Problem requirements> Copy out each line containing "探究比例尺的意义" from the entries below.

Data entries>
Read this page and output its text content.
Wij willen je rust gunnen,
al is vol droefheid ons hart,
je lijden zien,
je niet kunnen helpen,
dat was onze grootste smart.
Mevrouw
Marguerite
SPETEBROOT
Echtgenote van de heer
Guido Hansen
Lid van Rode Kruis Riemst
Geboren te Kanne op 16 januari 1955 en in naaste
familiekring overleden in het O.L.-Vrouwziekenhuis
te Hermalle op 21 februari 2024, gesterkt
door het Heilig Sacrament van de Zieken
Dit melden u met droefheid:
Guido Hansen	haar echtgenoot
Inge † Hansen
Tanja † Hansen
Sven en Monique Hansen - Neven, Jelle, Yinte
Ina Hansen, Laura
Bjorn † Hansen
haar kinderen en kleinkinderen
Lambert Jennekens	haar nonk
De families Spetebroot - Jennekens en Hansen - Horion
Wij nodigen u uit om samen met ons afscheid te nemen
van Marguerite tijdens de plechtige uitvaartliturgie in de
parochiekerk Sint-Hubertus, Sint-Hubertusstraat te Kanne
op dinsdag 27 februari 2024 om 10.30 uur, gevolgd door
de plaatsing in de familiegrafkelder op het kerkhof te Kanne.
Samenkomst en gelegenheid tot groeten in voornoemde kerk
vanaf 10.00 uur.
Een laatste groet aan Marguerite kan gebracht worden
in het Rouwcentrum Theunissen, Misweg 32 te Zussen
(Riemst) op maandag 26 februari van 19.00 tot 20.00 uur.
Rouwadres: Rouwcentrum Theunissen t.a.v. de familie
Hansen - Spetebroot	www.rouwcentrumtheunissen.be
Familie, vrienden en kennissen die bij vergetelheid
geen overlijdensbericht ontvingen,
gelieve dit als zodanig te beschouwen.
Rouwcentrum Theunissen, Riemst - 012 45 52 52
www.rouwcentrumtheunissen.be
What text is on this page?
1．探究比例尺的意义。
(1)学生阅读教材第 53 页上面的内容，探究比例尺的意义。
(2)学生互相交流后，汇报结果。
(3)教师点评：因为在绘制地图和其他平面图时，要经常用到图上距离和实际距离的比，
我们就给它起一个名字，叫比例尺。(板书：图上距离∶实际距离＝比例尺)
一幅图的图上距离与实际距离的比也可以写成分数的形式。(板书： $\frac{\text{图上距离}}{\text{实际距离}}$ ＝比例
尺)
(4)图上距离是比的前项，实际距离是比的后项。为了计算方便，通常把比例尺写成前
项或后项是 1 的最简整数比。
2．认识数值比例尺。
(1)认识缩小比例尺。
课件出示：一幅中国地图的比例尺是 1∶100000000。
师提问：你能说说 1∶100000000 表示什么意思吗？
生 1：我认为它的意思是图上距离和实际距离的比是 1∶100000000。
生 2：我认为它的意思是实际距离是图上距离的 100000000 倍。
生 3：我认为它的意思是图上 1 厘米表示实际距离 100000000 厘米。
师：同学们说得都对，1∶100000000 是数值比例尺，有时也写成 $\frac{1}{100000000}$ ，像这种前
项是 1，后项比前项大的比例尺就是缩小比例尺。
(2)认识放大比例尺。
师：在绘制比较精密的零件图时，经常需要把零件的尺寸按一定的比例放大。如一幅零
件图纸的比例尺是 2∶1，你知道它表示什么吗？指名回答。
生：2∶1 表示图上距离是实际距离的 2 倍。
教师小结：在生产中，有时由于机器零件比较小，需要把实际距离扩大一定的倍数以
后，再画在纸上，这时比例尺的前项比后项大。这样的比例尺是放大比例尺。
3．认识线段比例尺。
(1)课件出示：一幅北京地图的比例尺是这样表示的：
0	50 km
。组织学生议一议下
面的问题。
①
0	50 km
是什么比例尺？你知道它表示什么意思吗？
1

Result>
1．探究比例尺的意义。
(1)学生阅读教材第 53 页上面的内容，探究比例尺的意义。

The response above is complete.